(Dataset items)
— Begin —
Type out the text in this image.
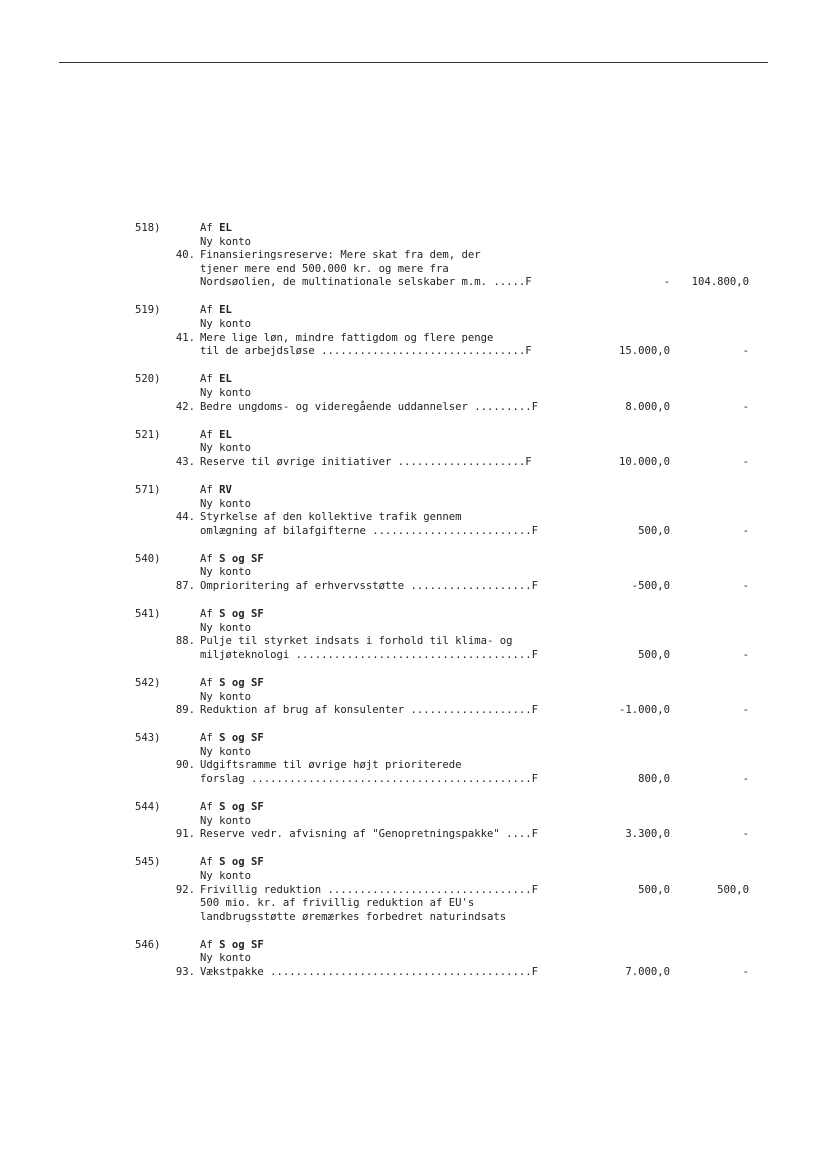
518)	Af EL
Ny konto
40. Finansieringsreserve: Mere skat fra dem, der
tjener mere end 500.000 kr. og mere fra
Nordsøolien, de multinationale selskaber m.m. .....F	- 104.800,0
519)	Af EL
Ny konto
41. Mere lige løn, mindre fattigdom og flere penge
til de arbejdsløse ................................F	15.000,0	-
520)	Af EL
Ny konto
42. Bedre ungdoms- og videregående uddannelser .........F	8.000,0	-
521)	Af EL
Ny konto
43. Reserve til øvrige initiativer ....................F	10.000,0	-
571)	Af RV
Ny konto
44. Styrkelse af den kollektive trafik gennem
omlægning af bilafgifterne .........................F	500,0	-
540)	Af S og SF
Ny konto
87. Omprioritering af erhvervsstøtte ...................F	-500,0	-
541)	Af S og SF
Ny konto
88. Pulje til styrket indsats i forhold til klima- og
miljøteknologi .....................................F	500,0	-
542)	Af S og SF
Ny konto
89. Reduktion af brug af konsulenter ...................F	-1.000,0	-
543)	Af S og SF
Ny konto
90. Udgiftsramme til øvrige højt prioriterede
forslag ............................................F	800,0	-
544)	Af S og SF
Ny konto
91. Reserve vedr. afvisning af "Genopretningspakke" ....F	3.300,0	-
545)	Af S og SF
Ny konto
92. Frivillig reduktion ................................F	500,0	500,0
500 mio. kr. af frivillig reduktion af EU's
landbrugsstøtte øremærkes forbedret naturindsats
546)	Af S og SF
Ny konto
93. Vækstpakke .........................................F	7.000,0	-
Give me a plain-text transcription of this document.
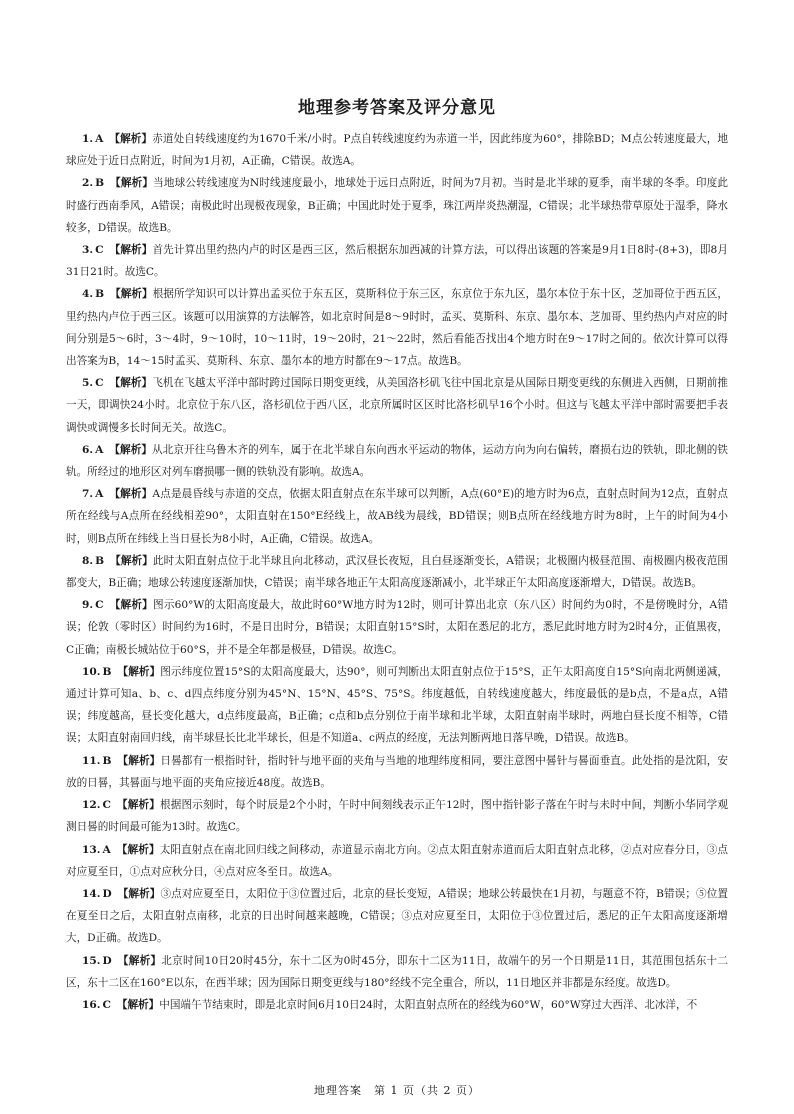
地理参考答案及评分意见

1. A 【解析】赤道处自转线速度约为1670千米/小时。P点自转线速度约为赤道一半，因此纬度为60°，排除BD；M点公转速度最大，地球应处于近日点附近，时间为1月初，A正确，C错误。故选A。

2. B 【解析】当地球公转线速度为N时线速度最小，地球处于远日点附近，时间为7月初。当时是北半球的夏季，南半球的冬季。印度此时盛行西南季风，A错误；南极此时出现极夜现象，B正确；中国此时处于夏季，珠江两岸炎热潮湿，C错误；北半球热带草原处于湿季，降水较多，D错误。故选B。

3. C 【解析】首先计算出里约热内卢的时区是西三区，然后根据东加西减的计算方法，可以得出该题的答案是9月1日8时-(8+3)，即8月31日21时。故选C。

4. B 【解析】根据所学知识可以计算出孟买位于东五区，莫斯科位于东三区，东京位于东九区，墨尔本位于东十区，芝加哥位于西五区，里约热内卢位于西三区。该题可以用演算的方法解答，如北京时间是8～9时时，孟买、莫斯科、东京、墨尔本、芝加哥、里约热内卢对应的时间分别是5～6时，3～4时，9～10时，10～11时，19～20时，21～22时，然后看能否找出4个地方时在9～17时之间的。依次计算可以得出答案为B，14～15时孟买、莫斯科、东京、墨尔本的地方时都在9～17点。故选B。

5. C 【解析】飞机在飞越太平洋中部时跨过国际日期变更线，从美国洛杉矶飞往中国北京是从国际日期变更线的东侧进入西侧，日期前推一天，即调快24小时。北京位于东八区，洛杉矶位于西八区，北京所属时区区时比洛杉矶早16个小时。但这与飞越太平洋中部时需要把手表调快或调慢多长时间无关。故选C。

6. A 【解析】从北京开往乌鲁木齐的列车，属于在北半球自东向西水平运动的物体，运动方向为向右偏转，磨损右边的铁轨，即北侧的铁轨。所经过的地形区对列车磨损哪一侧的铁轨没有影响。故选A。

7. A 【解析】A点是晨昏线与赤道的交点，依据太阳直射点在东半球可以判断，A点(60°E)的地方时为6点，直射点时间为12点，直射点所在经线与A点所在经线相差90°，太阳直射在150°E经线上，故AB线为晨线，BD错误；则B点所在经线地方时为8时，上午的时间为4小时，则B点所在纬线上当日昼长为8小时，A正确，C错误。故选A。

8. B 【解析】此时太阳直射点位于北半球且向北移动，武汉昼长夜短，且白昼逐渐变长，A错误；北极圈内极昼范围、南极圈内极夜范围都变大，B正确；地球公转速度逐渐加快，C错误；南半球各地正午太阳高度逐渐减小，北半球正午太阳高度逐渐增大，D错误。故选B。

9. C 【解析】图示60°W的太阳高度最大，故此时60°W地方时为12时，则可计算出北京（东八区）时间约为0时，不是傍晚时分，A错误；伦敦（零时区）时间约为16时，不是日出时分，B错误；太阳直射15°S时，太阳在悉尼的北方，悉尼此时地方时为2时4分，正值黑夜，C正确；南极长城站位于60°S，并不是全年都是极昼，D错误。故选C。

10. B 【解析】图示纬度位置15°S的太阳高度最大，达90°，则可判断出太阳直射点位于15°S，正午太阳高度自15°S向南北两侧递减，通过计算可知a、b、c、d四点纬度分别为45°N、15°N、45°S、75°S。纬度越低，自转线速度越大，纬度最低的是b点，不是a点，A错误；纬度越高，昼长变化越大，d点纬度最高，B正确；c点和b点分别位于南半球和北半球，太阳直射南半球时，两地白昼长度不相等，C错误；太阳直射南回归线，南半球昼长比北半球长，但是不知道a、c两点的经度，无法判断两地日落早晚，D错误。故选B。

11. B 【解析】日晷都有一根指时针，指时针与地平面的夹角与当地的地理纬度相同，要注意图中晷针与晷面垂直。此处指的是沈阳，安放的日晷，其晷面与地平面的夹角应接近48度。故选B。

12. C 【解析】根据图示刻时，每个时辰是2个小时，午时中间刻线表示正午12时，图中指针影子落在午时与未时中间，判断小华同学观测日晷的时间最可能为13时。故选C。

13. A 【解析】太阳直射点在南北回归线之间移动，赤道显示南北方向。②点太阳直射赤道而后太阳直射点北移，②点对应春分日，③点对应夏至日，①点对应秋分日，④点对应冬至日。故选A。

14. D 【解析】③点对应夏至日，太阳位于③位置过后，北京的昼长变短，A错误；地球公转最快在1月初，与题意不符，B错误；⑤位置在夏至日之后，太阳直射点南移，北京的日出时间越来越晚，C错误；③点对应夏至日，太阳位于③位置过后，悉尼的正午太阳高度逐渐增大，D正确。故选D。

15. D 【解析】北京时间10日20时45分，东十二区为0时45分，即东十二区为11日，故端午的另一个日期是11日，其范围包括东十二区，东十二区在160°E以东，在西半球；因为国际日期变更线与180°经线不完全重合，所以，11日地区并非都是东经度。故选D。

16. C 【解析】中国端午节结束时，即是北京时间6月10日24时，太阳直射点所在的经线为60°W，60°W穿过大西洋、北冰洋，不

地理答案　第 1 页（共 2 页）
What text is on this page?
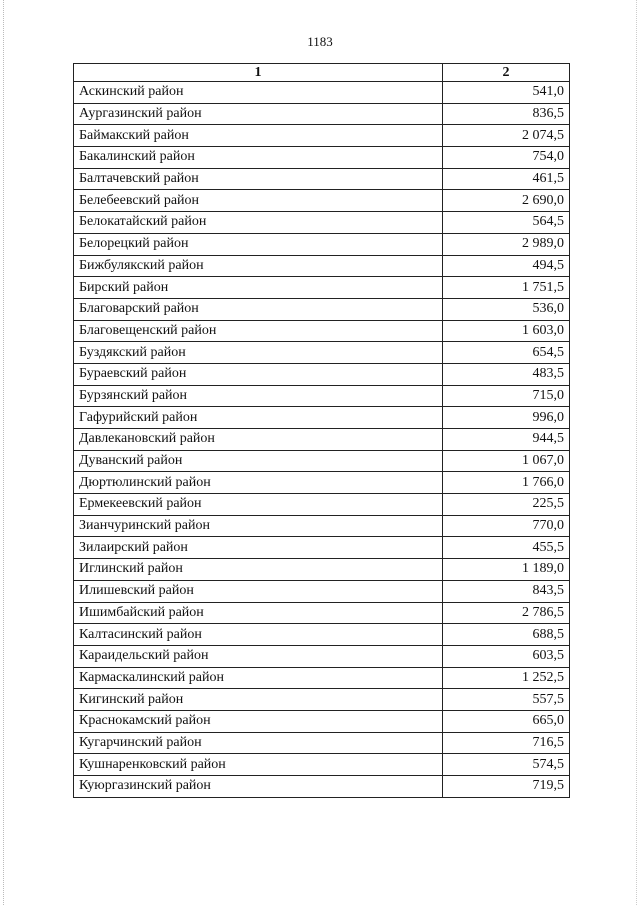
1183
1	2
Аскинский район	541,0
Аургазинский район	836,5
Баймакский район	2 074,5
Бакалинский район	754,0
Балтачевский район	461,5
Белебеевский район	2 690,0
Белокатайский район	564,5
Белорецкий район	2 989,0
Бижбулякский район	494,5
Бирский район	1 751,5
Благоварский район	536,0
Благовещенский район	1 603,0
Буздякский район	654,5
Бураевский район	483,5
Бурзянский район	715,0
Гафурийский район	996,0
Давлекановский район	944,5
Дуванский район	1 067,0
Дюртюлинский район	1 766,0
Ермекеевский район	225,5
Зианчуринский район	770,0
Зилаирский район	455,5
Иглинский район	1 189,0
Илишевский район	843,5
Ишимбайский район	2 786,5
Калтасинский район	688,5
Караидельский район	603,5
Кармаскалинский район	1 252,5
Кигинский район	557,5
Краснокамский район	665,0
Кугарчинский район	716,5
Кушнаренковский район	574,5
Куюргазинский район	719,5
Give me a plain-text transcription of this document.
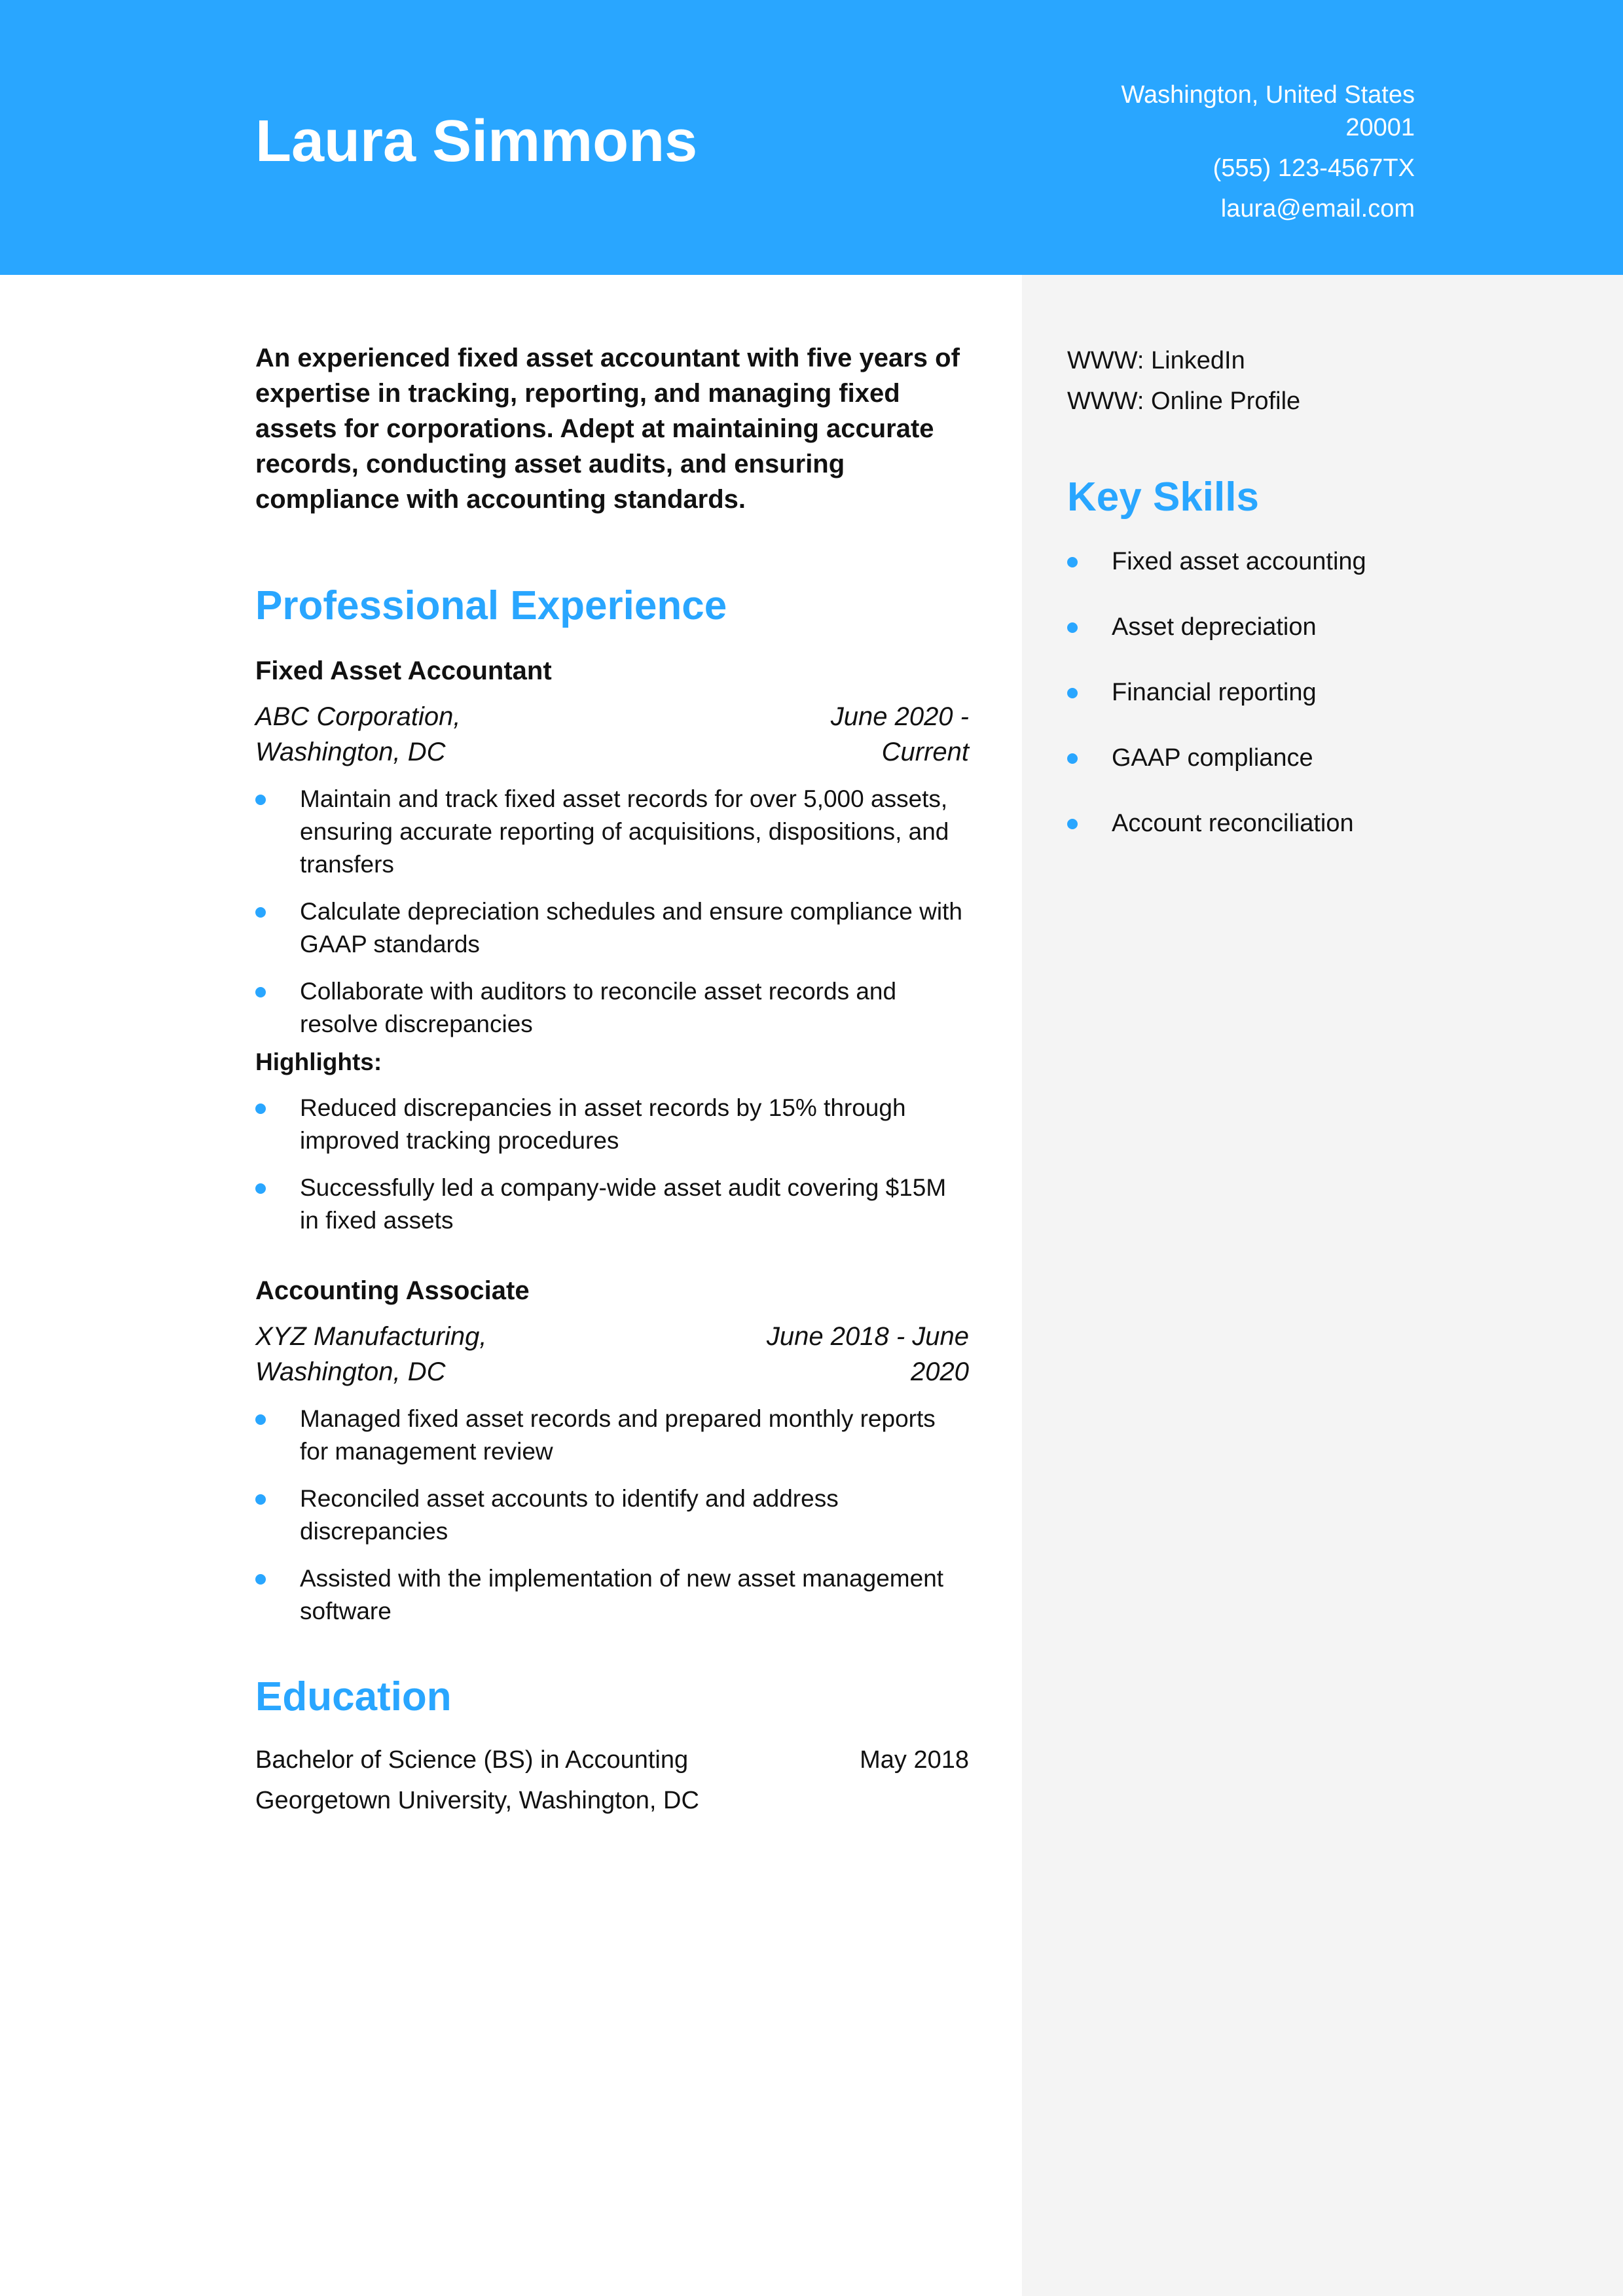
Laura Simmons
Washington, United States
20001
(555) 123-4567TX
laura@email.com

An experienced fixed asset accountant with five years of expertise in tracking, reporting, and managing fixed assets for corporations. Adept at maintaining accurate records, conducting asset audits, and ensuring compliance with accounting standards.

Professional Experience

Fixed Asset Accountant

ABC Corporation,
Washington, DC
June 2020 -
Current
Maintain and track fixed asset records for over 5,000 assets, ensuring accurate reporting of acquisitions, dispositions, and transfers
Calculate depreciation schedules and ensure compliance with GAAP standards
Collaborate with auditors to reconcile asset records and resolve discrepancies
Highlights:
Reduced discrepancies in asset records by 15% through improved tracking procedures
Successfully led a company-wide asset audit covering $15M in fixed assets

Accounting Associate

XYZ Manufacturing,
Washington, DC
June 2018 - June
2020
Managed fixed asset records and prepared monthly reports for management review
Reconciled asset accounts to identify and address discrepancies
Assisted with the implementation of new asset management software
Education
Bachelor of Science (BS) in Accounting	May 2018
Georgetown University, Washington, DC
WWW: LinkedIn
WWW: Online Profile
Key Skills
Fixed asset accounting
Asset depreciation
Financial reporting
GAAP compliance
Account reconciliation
— End —
* WHAT YOU ARE ASKED TO DO *
Filter the records above for "with" and copy every matching line.

* EXERCISE OUTPUT *
An experienced fixed asset accountant with five years of expertise in tracking, reporting, and managing fixed assets for corporations. Adept at maintaining accurate records, conducting asset audits, and ensuring compliance with accounting standards.
Calculate depreciation schedules and ensure compliance with GAAP standards
Collaborate with auditors to reconcile asset records and resolve discrepancies
Assisted with the implementation of new asset management software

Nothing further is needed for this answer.